Data entries
**********

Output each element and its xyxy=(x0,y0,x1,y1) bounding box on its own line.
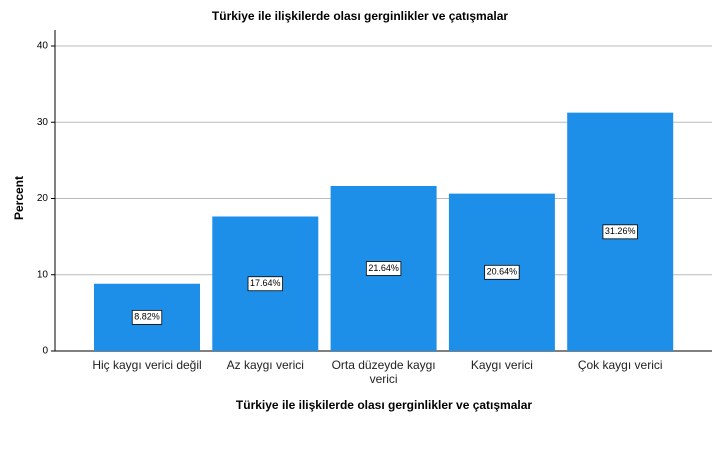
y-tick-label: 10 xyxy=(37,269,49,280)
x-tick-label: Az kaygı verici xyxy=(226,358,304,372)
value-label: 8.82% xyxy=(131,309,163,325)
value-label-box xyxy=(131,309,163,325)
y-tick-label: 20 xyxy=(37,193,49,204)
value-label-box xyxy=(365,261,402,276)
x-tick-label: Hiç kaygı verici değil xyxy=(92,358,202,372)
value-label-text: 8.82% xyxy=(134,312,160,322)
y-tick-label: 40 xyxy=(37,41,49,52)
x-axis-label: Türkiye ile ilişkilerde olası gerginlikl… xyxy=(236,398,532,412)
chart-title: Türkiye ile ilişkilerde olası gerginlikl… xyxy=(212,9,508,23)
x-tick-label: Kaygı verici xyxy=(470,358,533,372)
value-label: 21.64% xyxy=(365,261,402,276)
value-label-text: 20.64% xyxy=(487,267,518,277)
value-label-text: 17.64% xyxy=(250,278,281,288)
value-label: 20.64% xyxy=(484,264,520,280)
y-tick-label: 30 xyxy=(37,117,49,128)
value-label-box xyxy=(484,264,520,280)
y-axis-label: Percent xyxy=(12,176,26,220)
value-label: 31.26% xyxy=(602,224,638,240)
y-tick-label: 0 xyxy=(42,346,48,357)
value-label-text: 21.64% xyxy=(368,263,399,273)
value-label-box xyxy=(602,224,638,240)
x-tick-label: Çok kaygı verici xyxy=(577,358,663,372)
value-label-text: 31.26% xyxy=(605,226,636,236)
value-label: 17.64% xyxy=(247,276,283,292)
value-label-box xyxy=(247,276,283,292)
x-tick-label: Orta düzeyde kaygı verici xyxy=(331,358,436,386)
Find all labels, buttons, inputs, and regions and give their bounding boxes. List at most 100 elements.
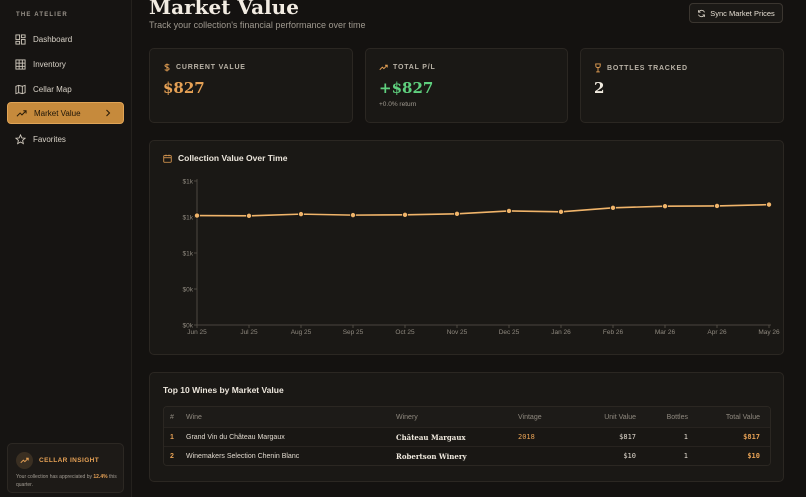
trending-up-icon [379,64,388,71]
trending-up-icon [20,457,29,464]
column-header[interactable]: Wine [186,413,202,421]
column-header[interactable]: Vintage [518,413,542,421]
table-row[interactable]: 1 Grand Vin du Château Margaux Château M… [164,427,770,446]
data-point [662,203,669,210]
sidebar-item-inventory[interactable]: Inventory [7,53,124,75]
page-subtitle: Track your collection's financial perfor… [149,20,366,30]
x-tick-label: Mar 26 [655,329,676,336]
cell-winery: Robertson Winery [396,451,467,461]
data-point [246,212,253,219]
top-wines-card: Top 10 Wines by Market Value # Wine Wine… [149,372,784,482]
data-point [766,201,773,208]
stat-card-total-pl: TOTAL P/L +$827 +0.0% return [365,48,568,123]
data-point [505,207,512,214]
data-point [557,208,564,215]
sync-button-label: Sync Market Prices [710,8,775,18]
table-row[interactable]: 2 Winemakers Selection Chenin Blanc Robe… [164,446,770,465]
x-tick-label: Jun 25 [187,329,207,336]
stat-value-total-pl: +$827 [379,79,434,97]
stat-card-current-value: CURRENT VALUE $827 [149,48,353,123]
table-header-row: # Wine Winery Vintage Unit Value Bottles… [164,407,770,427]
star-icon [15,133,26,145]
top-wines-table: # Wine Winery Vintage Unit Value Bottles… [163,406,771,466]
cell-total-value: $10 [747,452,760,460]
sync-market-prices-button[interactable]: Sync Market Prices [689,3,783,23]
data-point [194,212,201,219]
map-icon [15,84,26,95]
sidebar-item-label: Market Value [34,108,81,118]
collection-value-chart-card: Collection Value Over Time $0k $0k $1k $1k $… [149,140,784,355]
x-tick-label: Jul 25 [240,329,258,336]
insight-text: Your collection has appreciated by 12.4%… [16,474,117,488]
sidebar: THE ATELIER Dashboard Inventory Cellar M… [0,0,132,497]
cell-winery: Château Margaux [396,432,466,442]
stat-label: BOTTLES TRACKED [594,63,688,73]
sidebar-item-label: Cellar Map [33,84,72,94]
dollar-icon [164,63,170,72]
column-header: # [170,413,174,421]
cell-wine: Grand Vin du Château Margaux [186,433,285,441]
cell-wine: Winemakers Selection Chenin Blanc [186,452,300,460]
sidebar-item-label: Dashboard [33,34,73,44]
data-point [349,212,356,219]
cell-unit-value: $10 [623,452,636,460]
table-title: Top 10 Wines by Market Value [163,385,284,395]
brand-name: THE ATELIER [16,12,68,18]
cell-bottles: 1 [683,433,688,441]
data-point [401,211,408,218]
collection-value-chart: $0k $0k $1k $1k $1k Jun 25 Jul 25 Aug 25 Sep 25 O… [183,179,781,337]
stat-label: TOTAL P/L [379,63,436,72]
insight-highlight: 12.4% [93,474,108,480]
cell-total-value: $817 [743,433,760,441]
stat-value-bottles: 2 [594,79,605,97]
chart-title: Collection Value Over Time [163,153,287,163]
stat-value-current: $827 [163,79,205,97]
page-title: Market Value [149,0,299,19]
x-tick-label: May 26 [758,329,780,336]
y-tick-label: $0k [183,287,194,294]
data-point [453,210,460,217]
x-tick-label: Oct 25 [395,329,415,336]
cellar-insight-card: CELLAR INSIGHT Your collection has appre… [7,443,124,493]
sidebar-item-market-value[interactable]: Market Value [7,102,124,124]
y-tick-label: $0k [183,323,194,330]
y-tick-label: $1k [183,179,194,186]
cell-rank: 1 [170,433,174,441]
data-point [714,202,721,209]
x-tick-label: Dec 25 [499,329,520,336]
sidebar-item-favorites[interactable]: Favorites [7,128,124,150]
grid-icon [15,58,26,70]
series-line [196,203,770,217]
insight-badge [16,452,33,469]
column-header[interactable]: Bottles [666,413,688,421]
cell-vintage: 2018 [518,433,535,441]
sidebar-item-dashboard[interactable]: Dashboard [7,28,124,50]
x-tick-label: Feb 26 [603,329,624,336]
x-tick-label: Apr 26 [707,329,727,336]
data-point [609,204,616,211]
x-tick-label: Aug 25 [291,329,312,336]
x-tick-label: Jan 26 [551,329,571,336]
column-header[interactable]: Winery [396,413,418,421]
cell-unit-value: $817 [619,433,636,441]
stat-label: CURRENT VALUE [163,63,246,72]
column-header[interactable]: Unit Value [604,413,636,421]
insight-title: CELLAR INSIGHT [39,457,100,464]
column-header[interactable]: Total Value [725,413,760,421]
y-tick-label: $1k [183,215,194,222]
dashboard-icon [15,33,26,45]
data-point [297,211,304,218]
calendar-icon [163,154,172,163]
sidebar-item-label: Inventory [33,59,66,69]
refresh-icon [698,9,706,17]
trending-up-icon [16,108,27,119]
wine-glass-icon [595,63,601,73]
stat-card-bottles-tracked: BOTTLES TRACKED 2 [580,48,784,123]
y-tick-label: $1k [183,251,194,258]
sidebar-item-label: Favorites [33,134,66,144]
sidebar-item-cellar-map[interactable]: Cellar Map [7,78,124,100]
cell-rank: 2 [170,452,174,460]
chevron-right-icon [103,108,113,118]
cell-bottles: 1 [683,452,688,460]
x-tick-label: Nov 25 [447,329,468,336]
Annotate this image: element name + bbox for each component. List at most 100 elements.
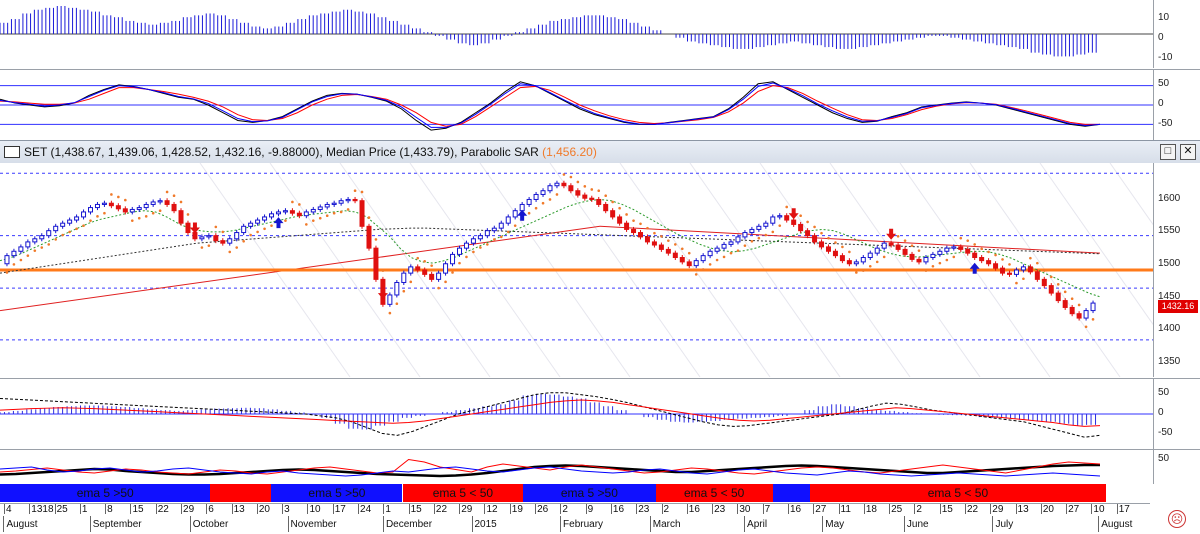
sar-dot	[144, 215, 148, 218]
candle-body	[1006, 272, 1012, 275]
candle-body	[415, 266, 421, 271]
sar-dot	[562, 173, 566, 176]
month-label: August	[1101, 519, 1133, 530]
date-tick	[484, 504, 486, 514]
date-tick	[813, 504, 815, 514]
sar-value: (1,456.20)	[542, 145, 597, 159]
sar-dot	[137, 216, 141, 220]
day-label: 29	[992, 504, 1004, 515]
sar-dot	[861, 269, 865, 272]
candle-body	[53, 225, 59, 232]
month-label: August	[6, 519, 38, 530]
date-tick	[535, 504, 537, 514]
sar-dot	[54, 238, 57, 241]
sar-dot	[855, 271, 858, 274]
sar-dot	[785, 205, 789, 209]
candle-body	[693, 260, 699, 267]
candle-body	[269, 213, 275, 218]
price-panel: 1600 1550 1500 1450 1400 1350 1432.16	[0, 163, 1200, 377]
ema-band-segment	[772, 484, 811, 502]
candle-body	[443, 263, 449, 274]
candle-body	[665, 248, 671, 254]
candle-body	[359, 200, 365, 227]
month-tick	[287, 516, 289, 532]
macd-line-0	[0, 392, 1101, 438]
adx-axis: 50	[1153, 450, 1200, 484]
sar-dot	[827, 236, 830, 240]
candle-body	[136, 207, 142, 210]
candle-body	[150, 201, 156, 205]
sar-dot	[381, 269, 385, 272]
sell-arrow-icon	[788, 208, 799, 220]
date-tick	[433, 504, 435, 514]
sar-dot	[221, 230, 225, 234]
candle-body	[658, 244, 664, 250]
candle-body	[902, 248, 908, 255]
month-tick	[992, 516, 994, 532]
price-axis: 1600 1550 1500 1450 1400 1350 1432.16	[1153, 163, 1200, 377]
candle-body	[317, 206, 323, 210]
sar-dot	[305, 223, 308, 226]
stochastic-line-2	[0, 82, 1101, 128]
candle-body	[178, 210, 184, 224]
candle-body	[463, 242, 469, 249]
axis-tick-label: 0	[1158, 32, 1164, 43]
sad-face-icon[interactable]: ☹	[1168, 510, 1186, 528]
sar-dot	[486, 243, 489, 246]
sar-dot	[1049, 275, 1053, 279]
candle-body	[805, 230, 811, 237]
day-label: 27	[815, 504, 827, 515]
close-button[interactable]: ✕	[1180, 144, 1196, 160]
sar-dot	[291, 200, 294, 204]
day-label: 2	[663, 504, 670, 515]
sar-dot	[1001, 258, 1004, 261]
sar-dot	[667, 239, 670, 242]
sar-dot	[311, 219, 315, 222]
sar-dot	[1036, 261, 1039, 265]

**********

THE TASK: Substitute "y-axis-tick-label" for "y-tick-label" in the items starting at the one containing "y-tick-label: 10 xyxy=(37,269,49,280)" and ending at the one containing "value-label-box xyxy=(365,261,402,276)". Write out only those items, with nothing else changed.

PROBLEM SOLUTION:
y-axis-tick-label: 10 xyxy=(37,269,49,280)
x-tick-label: Az kaygı verici xyxy=(226,358,304,372)
value-label: 8.82% xyxy=(131,309,163,325)
value-label-box xyxy=(131,309,163,325)
y-axis-tick-label: 20 xyxy=(37,193,49,204)
value-label-box xyxy=(365,261,402,276)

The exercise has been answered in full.